### [YOUR TASK]
Where a line in the listing contains the string "white", copy that line out.

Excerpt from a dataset
--

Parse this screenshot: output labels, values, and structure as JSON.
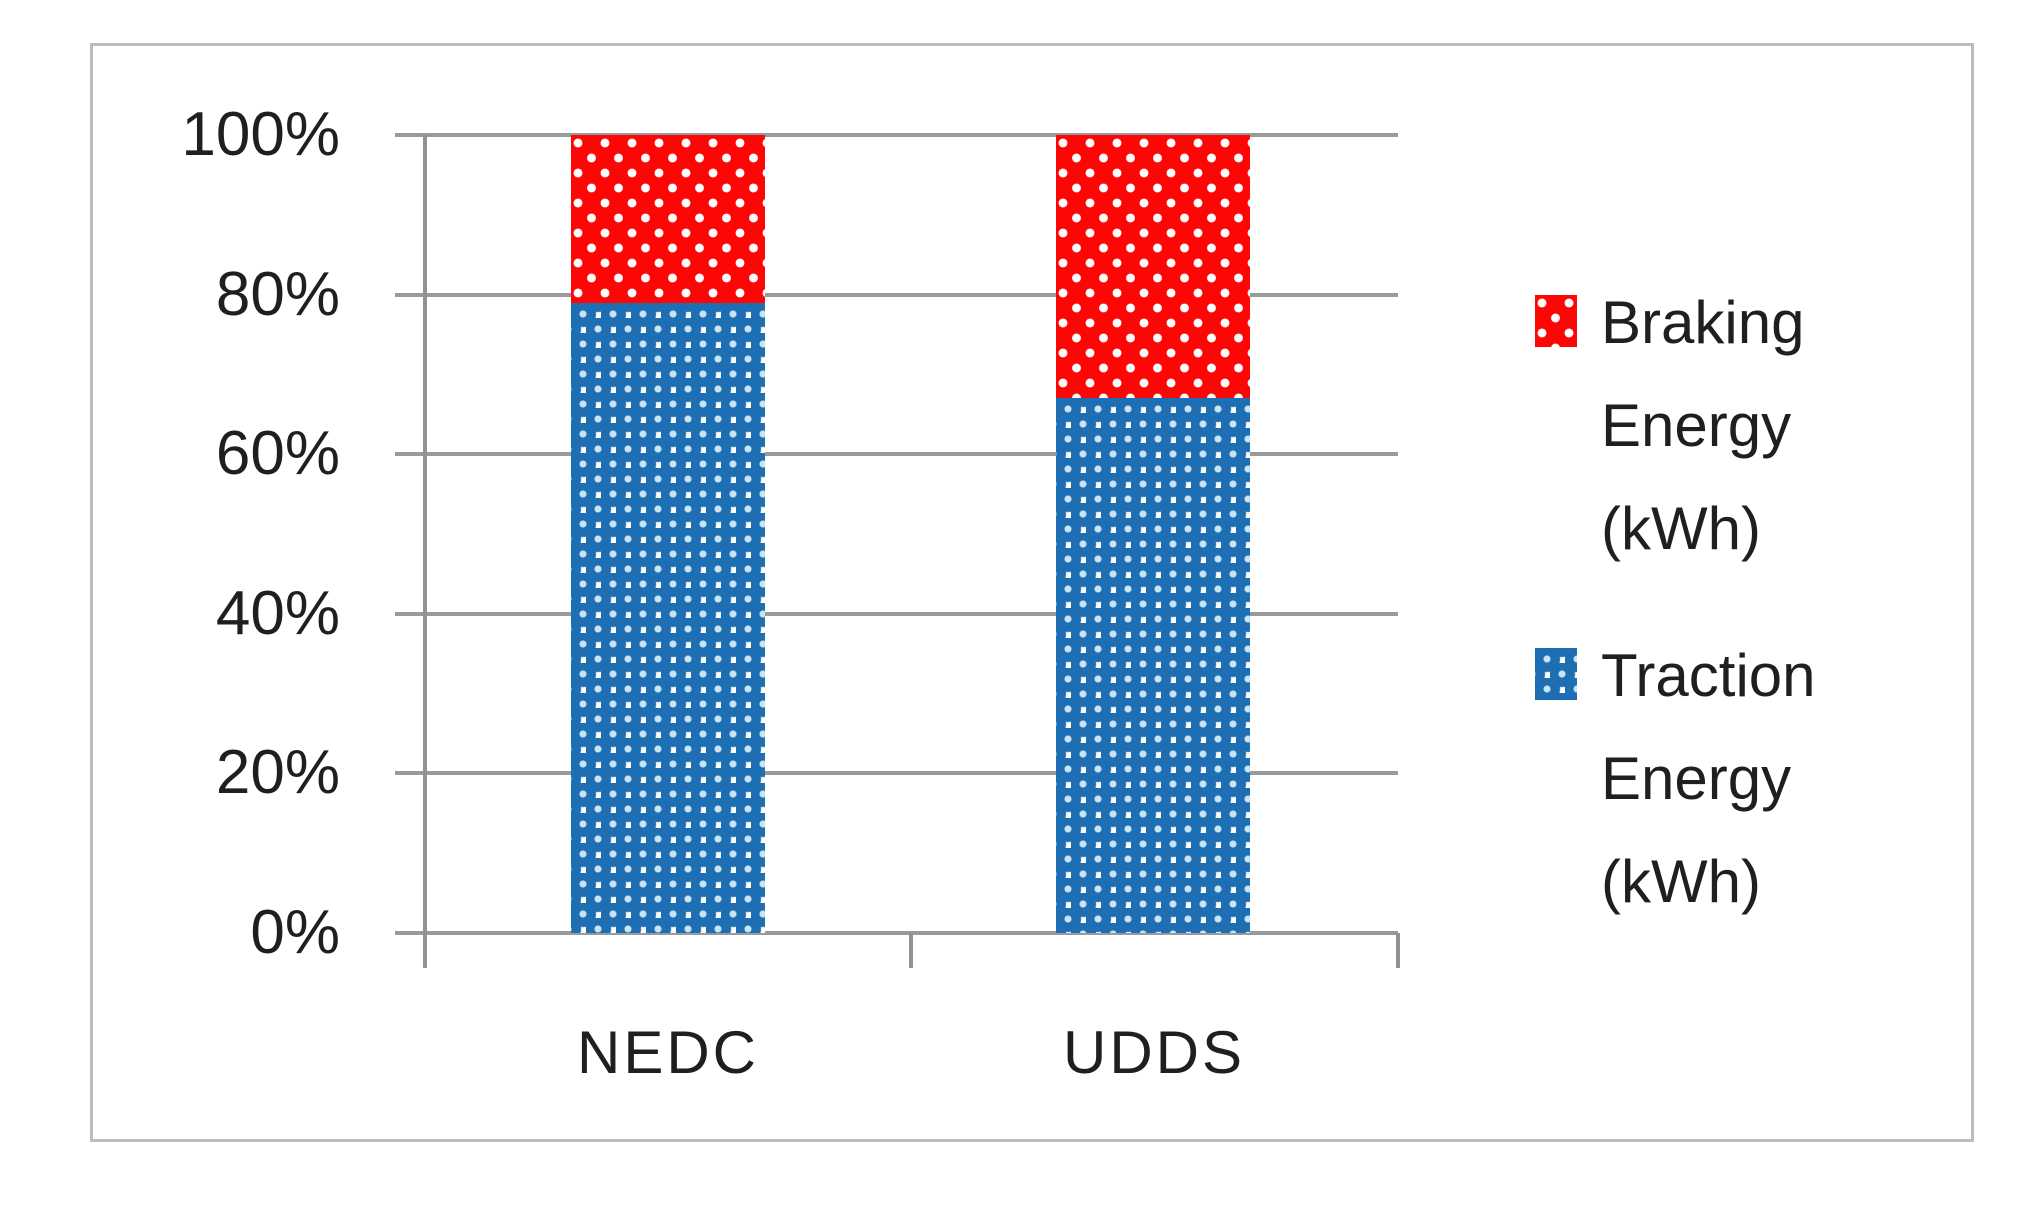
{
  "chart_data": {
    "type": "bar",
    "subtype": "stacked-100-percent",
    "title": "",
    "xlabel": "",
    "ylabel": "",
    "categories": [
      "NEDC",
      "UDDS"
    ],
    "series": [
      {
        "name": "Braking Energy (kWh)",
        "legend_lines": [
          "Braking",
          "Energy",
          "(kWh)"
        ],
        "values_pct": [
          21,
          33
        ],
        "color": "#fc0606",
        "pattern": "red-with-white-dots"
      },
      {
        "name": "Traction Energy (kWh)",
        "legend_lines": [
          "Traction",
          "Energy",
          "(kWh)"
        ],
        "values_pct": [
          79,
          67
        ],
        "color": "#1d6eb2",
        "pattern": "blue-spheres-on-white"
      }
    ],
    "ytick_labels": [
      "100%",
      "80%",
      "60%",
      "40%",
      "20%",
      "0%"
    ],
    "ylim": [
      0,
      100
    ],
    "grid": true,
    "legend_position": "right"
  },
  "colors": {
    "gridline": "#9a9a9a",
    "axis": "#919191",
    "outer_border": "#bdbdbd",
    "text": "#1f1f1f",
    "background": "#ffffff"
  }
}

--

### [RESPONSE TO THE TASK]
        "pattern": "red-with-white-dots"
        "pattern": "blue-spheres-on-white"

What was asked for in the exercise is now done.